---------- Entries ----------

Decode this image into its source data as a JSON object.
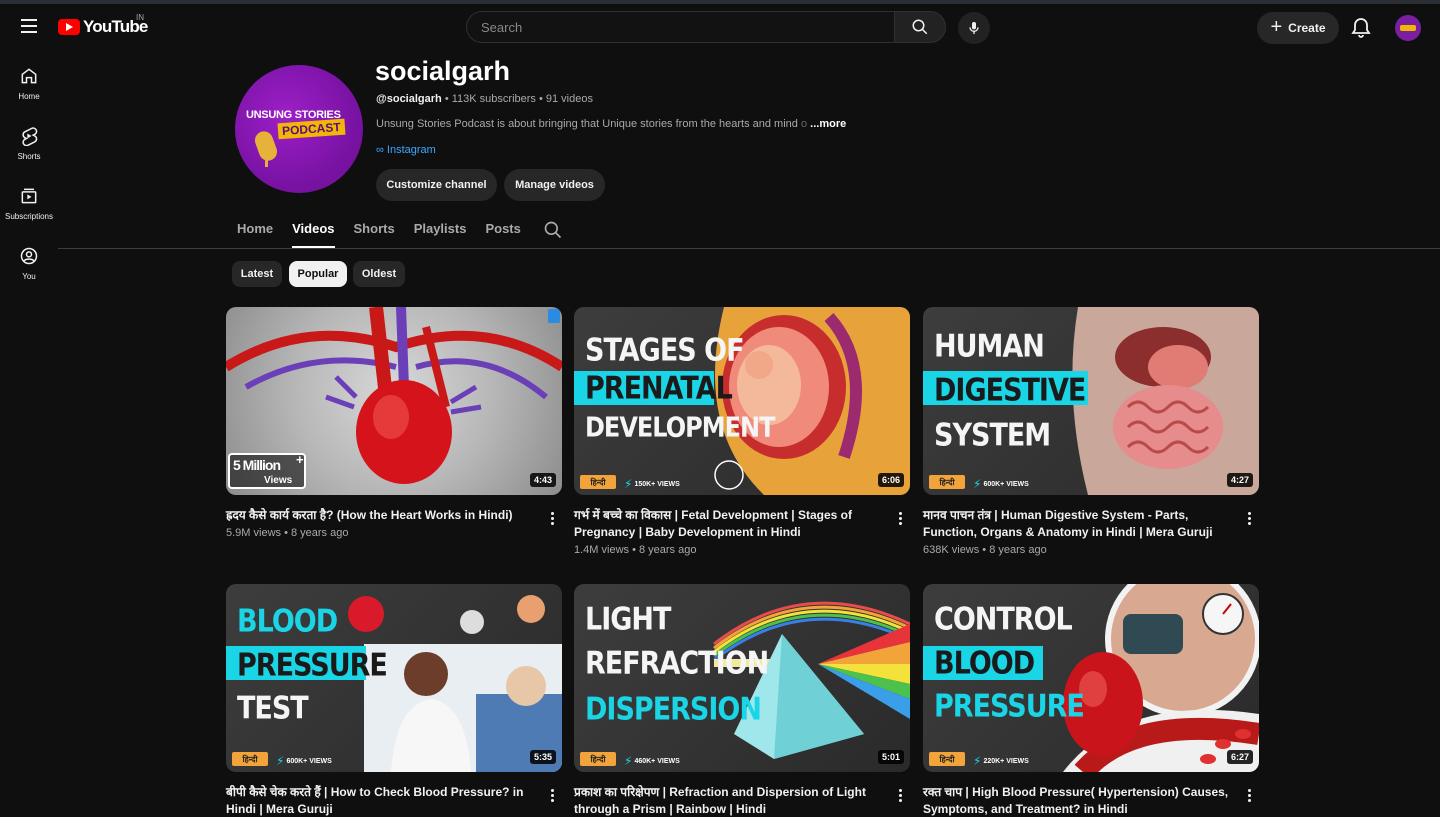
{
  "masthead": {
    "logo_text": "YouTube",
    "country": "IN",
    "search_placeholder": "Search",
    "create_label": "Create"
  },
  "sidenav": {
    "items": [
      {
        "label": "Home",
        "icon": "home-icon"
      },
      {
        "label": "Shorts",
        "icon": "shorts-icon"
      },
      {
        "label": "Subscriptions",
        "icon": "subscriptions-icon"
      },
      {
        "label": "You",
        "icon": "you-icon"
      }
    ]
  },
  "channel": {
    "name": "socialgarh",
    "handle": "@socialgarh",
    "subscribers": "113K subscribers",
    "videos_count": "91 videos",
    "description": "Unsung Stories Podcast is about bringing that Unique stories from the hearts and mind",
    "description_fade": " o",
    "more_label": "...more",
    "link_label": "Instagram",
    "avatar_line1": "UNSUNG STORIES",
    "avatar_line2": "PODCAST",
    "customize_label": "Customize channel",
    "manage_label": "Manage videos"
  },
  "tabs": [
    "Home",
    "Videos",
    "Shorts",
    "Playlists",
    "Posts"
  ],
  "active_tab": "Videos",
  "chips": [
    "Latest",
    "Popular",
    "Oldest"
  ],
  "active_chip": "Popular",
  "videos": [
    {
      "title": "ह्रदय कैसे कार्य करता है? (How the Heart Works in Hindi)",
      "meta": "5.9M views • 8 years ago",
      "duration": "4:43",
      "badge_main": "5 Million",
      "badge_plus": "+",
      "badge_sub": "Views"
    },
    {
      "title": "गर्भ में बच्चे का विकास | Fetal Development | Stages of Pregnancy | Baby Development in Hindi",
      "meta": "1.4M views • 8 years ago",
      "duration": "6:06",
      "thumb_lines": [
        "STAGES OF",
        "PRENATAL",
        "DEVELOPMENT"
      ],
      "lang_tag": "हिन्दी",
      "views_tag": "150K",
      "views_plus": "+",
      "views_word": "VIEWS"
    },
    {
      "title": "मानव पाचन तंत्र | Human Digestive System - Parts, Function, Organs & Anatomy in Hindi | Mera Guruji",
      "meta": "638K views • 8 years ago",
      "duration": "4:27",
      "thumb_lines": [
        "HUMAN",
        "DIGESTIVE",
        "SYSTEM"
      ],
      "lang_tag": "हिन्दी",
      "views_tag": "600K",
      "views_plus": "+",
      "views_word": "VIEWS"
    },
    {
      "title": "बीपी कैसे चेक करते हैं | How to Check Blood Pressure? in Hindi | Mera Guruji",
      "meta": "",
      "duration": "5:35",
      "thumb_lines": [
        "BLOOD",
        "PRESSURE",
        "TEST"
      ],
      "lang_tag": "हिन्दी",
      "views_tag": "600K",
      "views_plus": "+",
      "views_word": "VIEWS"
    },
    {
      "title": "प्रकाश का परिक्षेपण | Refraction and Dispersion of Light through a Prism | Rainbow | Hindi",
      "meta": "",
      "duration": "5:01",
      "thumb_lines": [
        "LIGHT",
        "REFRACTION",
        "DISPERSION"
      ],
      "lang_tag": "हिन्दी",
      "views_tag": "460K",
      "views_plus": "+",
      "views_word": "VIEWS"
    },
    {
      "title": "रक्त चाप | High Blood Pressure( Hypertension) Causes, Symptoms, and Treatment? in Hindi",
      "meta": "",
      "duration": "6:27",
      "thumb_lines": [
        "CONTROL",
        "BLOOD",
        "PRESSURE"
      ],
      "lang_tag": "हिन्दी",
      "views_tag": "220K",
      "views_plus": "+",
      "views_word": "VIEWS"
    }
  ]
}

----------

| Challenge |
State how many lines in the entries above include the word "Mera"; reply with the number alone.

| Response for this exercise |
2